Saved entries:
** begin **

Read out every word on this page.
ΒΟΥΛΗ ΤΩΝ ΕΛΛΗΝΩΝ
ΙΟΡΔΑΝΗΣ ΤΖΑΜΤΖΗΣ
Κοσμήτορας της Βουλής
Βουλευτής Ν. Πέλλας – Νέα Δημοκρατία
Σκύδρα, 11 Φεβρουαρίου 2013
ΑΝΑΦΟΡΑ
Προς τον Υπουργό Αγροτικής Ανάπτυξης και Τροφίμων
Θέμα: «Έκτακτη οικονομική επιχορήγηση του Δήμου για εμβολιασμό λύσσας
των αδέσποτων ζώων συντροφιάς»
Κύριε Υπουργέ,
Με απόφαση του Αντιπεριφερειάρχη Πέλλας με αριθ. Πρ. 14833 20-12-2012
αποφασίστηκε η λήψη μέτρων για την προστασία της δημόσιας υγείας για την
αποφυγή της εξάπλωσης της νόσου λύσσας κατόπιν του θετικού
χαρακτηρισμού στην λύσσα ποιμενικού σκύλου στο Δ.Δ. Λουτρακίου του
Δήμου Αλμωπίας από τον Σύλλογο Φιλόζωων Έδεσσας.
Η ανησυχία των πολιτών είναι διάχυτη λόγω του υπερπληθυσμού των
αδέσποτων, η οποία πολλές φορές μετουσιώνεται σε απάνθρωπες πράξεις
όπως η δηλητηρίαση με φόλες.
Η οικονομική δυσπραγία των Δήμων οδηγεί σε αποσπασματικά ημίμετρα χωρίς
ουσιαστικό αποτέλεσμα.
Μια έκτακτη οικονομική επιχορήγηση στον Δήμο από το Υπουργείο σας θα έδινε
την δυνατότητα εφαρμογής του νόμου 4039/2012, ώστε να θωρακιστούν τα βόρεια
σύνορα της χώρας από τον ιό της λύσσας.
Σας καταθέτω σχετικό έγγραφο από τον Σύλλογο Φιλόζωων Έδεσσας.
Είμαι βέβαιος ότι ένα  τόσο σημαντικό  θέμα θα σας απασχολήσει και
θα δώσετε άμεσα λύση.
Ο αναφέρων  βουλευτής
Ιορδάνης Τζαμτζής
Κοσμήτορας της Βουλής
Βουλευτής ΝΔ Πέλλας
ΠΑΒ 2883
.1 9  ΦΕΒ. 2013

** end **

## To do:
Every line above that contains the word "επιχορήγηση" should be reported.

## Written solution:
Θέμα: «Έκτακτη οικονομική επιχορήγηση του Δήμου για εμβολιασμό λύσσας
Μια έκτακτη οικονομική επιχορήγηση στον Δήμο από το Υπουργείο σας θα έδινε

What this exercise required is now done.